** START OF Recorded information **
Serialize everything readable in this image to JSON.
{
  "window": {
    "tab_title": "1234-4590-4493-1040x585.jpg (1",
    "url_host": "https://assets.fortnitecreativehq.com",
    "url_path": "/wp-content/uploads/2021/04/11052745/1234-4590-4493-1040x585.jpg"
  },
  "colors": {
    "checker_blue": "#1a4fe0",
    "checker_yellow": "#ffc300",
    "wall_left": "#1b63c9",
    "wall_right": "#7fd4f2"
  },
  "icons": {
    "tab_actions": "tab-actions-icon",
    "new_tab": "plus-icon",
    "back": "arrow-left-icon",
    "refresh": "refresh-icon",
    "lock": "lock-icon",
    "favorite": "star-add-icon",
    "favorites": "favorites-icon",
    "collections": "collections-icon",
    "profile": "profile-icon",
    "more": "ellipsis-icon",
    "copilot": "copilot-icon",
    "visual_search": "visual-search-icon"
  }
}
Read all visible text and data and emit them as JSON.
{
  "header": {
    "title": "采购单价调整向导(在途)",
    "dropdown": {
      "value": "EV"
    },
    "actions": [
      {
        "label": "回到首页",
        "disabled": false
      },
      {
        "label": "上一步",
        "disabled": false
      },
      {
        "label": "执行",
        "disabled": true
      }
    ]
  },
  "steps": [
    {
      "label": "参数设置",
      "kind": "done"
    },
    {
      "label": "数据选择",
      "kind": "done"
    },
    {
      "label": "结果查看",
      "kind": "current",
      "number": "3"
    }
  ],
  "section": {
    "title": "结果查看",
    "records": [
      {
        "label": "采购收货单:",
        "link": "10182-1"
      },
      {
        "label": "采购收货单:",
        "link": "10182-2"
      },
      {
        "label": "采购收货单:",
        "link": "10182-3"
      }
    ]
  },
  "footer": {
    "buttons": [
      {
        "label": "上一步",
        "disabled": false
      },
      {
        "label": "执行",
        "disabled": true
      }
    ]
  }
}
** END OF Recorded information **
# Given request
Every line from the one containing "Read all visible" through the end of the data must be repeated exactly, and no other line.

# Exercise output
Read all visible text and data and emit them as JSON.
{
  "header": {
    "title": "采购单价调整向导(在途)",
    "dropdown": {
      "value": "EV"
    },
    "actions": [
      {
        "label": "回到首页",
        "disabled": false
      },
      {
        "label": "上一步",
        "disabled": false
      },
      {
        "label": "执行",
        "disabled": true
      }
    ]
  },
  "steps": [
    {
      "label": "参数设置",
      "kind": "done"
    },
    {
      "label": "数据选择",
      "kind": "done"
    },
    {
      "label": "结果查看",
      "kind": "current",
      "number": "3"
    }
  ],
  "section": {
    "title": "结果查看",
    "records": [
      {
        "label": "采购收货单:",
        "link": "10182-1"
      },
      {
        "label": "采购收货单:",
        "link": "10182-2"
      },
      {
        "label": "采购收货单:",
        "link": "10182-3"
      }
    ]
  },
  "footer": {
    "buttons": [
      {
        "label": "上一步",
        "disabled": false
      },
      {
        "label": "执行",
        "disabled": true
      }
    ]
  }
}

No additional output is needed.